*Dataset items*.
■ ■ ■ ■ ■ ■ ■
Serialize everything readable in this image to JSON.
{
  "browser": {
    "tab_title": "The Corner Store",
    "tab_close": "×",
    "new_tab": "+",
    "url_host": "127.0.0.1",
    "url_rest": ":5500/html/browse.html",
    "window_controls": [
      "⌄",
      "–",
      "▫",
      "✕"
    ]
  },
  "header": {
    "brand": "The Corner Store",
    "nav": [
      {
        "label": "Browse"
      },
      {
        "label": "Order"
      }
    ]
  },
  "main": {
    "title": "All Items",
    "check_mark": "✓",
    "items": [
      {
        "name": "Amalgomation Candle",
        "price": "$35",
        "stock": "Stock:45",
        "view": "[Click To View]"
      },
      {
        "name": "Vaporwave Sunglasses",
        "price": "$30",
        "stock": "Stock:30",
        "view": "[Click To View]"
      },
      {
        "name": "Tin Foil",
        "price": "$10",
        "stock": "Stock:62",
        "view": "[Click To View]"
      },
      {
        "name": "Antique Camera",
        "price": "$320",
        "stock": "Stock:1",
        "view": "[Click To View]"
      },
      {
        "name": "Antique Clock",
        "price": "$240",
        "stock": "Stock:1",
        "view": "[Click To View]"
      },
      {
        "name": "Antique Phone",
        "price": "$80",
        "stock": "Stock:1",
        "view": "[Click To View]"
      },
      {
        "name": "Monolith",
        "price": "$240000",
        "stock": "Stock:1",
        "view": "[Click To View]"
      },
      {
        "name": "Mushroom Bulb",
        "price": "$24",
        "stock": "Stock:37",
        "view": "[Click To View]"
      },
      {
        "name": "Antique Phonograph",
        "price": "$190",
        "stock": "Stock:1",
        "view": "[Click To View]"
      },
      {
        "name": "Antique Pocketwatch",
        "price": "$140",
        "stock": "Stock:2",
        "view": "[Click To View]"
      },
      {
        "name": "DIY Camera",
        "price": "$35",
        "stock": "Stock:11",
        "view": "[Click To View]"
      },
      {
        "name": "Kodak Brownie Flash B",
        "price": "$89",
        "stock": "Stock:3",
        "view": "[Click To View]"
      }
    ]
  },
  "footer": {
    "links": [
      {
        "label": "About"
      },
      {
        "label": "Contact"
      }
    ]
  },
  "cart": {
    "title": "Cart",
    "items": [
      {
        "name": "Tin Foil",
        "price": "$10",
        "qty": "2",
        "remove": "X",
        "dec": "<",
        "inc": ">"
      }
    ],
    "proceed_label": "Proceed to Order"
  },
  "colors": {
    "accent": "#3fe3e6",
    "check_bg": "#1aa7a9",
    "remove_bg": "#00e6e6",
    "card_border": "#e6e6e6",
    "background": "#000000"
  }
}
■ ■ ■ ■ ■ ■ ■
*Task requirements*. Copy every record above exactly as it appears.

*The output*.
Serialize everything readable in this image to JSON.
{
  "browser": {
    "tab_title": "The Corner Store",
    "tab_close": "×",
    "new_tab": "+",
    "url_host": "127.0.0.1",
    "url_rest": ":5500/html/browse.html",
    "window_controls": [
      "⌄",
      "–",
      "▫",
      "✕"
    ]
  },
  "header": {
    "brand": "The Corner Store",
    "nav": [
      {
        "label": "Browse"
      },
      {
        "label": "Order"
      }
    ]
  },
  "main": {
    "title": "All Items",
    "check_mark": "✓",
    "items": [
      {
        "name": "Amalgomation Candle",
        "price": "$35",
        "stock": "Stock:45",
        "view": "[Click To View]"
      },
      {
        "name": "Vaporwave Sunglasses",
        "price": "$30",
        "stock": "Stock:30",
        "view": "[Click To View]"
      },
      {
        "name": "Tin Foil",
        "price": "$10",
        "stock": "Stock:62",
        "view": "[Click To View]"
      },
      {
        "name": "Antique Camera",
        "price": "$320",
        "stock": "Stock:1",
        "view": "[Click To View]"
      },
      {
        "name": "Antique Clock",
        "price": "$240",
        "stock": "Stock:1",
        "view": "[Click To View]"
      },
      {
        "name": "Antique Phone",
        "price": "$80",
        "stock": "Stock:1",
        "view": "[Click To View]"
      },
      {
        "name": "Monolith",
        "price": "$240000",
        "stock": "Stock:1",
        "view": "[Click To View]"
      },
      {
        "name": "Mushroom Bulb",
        "price": "$24",
        "stock": "Stock:37",
        "view": "[Click To View]"
      },
      {
        "name": "Antique Phonograph",
        "price": "$190",
        "stock": "Stock:1",
        "view": "[Click To View]"
      },
      {
        "name": "Antique Pocketwatch",
        "price": "$140",
        "stock": "Stock:2",
        "view": "[Click To View]"
      },
      {
        "name": "DIY Camera",
        "price": "$35",
        "stock": "Stock:11",
        "view": "[Click To View]"
      },
      {
        "name": "Kodak Brownie Flash B",
        "price": "$89",
        "stock": "Stock:3",
        "view": "[Click To View]"
      }
    ]
  },
  "footer": {
    "links": [
      {
        "label": "About"
      },
      {
        "label": "Contact"
      }
    ]
  },
  "cart": {
    "title": "Cart",
    "items": [
      {
        "name": "Tin Foil",
        "price": "$10",
        "qty": "2",
        "remove": "X",
        "dec": "<",
        "inc": ">"
      }
    ],
    "proceed_label": "Proceed to Order"
  },
  "colors": {
    "accent": "#3fe3e6",
    "check_bg": "#1aa7a9",
    "remove_bg": "#00e6e6",
    "card_border": "#e6e6e6",
    "background": "#000000"
  }
}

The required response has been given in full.